Dataset items:
****************

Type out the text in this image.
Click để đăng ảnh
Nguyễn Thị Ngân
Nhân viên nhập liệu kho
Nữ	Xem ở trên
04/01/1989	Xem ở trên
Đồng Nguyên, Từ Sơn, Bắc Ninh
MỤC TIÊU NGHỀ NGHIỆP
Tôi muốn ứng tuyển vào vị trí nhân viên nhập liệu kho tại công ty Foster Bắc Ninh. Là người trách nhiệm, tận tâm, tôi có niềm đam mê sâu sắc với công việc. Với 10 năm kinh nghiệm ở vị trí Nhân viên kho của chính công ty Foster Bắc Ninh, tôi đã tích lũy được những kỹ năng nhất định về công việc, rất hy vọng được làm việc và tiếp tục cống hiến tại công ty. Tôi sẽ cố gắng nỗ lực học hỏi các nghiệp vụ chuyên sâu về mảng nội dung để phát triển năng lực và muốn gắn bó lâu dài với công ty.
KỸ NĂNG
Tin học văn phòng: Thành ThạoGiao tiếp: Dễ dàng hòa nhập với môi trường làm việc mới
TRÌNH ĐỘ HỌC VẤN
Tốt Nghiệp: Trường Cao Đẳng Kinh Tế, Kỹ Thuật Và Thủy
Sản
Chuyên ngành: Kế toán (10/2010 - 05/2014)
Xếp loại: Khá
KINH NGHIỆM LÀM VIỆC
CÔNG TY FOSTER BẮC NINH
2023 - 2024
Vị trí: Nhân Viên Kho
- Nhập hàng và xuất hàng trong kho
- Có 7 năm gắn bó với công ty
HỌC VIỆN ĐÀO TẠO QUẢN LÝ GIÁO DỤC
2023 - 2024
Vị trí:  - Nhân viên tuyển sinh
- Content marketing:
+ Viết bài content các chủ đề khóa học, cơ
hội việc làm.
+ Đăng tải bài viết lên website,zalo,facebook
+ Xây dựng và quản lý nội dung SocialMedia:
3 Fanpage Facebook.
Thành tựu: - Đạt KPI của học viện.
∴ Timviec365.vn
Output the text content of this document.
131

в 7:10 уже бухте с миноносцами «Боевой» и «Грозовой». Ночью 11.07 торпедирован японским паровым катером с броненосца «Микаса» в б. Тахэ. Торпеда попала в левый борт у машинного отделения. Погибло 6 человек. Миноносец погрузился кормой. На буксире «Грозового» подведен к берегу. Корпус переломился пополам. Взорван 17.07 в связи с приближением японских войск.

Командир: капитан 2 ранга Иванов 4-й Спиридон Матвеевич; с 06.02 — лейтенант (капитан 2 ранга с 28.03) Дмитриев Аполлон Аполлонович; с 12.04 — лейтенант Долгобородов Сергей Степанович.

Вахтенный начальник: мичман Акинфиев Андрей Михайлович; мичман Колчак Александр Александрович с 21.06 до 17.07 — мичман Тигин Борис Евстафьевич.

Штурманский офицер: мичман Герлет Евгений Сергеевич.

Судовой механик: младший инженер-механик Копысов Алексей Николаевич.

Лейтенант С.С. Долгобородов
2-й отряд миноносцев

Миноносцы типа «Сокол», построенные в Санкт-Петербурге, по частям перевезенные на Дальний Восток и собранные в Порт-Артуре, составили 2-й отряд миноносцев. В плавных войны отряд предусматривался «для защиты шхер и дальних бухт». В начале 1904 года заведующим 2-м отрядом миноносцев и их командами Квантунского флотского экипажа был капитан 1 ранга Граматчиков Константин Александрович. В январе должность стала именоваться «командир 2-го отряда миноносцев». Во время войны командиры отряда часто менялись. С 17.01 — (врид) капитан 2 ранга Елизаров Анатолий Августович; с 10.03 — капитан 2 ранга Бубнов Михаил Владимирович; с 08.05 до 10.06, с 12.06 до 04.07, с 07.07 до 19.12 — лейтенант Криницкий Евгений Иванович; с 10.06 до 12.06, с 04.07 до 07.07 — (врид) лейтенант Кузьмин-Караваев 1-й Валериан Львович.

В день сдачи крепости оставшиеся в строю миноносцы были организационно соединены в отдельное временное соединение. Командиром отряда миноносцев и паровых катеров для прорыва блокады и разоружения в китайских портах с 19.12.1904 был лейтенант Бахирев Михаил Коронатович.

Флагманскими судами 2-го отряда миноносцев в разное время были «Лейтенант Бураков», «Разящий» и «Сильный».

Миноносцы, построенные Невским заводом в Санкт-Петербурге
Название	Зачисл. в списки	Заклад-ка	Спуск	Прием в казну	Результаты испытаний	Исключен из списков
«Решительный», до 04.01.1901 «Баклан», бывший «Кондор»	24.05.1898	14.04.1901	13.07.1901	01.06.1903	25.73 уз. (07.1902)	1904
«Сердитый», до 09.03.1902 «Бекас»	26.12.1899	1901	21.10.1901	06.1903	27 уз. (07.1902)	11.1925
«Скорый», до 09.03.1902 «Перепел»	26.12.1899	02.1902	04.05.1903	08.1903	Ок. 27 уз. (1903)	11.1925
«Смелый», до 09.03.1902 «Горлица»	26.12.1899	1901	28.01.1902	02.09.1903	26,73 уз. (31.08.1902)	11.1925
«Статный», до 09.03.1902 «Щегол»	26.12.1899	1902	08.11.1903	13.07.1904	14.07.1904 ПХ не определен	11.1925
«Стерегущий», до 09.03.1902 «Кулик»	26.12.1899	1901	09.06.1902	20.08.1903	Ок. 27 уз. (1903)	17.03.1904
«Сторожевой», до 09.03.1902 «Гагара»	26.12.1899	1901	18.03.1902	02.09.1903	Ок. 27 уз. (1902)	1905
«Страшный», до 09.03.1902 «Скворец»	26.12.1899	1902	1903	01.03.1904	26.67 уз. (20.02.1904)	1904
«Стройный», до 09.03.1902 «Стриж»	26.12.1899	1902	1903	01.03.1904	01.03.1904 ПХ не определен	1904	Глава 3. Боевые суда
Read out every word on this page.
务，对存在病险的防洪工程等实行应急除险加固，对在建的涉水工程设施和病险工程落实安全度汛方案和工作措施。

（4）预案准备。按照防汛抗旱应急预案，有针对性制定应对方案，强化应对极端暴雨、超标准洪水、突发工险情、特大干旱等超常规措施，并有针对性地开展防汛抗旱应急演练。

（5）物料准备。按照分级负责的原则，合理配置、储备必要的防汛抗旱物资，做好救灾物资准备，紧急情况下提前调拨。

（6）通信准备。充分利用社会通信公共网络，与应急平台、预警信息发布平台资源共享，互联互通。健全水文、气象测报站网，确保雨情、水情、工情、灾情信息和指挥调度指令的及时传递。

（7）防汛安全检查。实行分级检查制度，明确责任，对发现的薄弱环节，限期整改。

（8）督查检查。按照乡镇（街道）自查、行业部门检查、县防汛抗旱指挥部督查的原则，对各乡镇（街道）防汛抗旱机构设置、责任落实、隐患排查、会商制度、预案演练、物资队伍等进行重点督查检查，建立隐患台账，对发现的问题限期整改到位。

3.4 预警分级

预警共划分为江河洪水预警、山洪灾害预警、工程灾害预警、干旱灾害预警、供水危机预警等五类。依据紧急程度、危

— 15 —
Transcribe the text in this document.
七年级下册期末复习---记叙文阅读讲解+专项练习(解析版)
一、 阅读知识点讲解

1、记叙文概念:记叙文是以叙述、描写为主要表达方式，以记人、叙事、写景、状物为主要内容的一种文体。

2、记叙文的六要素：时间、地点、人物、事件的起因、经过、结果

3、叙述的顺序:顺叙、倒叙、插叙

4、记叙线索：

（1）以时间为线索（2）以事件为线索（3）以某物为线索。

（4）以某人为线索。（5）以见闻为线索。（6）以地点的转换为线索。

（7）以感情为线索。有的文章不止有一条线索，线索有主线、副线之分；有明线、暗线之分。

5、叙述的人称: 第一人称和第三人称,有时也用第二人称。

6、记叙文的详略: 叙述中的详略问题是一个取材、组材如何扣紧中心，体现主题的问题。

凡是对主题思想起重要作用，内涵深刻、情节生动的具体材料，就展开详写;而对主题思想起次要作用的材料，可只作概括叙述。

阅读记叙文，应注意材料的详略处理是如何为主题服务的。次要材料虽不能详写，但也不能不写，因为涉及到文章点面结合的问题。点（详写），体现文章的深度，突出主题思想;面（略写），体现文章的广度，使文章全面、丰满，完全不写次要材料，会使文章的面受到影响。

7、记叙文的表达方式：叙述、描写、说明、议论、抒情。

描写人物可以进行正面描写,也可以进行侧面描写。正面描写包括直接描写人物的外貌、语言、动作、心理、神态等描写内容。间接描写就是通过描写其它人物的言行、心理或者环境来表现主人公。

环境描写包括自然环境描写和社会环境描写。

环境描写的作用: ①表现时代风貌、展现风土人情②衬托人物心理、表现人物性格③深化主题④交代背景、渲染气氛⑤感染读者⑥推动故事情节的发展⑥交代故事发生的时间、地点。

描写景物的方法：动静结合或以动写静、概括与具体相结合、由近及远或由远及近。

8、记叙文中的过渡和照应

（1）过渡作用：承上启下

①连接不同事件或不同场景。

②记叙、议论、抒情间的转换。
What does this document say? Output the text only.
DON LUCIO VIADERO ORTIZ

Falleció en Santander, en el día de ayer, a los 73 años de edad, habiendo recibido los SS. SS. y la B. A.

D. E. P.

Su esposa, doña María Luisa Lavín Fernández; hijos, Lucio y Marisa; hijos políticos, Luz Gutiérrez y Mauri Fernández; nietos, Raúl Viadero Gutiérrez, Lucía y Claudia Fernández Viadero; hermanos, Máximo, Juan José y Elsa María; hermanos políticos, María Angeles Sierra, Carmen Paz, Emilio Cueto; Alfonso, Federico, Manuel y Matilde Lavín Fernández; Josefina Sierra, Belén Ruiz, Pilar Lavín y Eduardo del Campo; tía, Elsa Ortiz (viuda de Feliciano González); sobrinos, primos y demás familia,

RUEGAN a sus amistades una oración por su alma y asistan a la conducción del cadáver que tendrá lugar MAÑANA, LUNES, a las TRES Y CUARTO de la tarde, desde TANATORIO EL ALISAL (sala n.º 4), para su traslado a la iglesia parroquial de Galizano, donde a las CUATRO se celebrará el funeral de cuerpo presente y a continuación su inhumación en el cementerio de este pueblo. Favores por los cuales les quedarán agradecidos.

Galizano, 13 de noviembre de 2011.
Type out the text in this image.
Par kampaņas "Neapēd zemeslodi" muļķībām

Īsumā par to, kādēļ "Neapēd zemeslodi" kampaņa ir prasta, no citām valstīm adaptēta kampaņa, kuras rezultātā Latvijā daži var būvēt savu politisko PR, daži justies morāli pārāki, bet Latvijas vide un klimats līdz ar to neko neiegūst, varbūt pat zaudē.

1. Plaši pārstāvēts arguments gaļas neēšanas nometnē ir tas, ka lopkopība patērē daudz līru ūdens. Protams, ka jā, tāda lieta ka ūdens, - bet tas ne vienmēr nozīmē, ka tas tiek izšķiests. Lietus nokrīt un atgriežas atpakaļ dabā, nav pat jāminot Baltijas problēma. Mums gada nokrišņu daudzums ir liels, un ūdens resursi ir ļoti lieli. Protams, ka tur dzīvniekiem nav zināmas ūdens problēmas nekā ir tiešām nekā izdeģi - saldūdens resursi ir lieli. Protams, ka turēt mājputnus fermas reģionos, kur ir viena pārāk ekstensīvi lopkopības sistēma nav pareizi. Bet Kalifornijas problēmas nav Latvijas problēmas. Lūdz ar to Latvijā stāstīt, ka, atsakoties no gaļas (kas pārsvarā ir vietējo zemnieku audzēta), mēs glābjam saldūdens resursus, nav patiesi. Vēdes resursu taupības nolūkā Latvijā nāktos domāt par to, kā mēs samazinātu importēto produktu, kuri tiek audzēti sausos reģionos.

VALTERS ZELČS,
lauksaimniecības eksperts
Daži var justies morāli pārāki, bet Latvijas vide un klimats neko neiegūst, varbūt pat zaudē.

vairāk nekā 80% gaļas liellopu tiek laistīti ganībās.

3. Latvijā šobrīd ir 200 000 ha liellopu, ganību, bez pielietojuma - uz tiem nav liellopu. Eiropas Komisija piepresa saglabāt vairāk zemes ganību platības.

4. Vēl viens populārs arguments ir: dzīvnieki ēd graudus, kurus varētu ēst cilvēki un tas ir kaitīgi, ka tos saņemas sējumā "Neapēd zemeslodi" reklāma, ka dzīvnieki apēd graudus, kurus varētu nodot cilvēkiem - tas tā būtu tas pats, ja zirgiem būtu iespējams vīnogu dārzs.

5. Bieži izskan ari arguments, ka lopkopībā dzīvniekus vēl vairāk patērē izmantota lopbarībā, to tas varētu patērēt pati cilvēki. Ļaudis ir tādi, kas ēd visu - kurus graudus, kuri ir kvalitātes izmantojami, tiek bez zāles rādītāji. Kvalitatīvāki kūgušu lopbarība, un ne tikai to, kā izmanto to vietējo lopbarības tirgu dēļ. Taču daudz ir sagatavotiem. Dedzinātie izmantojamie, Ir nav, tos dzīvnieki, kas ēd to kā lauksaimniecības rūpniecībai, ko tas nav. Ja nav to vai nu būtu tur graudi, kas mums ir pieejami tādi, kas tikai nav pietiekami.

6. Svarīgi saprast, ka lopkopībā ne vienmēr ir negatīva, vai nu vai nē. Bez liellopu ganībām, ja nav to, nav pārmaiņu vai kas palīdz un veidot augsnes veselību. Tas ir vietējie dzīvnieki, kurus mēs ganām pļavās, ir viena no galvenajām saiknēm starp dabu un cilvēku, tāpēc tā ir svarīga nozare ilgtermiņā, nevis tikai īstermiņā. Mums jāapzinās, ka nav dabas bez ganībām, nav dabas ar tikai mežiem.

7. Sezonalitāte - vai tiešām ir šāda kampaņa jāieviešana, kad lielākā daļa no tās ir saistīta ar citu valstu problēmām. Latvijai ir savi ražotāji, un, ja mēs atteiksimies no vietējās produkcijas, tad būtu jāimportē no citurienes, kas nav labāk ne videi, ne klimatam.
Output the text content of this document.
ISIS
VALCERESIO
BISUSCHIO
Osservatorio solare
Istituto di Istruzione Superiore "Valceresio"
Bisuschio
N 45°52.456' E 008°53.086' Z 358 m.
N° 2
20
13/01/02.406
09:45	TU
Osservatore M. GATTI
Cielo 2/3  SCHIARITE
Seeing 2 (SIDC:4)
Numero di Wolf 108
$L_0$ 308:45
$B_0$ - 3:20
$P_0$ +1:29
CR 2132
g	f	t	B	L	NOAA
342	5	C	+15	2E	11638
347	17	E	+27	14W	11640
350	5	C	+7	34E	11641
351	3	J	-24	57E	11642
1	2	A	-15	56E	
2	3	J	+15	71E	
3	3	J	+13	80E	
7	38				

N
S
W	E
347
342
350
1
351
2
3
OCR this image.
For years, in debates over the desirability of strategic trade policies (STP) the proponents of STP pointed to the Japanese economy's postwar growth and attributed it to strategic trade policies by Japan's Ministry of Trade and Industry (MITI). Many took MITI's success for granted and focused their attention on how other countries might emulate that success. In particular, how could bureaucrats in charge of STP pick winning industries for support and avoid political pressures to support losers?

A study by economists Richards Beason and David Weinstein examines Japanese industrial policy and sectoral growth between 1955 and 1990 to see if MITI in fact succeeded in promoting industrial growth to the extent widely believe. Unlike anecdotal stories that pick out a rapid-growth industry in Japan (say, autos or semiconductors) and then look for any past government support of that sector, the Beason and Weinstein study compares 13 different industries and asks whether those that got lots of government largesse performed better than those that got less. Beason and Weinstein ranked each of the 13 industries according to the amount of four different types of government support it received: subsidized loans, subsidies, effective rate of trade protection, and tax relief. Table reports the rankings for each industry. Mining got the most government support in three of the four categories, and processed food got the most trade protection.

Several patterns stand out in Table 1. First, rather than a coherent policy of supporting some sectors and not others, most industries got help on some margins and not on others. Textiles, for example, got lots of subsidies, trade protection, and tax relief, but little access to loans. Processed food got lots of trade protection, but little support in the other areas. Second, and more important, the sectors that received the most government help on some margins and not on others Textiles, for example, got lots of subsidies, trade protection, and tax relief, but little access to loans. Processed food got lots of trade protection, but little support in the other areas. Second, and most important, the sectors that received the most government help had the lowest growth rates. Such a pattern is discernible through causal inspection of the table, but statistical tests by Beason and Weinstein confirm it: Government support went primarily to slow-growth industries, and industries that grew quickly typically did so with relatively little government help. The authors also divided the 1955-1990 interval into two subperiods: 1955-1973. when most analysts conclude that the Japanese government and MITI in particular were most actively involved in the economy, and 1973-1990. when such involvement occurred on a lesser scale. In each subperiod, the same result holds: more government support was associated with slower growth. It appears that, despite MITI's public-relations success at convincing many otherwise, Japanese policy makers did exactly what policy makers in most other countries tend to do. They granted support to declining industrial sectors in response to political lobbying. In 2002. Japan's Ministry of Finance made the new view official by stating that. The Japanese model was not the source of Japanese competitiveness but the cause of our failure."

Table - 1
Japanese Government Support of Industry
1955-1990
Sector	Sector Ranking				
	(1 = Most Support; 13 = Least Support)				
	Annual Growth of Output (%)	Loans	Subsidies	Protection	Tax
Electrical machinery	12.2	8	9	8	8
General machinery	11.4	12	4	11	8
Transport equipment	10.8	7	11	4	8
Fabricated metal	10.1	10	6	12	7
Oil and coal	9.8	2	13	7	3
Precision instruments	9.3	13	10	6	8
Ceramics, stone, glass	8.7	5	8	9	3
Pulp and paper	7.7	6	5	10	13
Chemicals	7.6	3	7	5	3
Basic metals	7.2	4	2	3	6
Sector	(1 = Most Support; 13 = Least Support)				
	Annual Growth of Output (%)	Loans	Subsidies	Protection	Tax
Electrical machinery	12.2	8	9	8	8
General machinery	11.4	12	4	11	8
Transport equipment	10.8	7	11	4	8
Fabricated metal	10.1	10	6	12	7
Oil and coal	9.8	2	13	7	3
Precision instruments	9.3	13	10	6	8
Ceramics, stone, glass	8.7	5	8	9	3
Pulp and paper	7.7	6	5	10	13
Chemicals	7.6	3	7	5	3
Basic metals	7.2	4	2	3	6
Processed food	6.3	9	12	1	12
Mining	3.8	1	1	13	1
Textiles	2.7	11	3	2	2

****************

> [INSTRUCTIONS FOR THE TASK]
Extract every line of the records above that contains the word "pārāki".

> [EXPECTED ANSWER]
Īsumā par to, kādēļ "Neapēd zemeslodi" kampaņa ir prasta, no citām valstīm adaptēta kampaņa, kuras rezultātā Latvijā daži var būvēt savu politisko PR, daži justies morāli pārāki, bet Latvijas vide un klimats līdz ar to neko neiegūst, varbūt pat zaudē.
Daži var justies morāli pārāki, bet Latvijas vide un klimats neko neiegūst, varbūt pat zaudē.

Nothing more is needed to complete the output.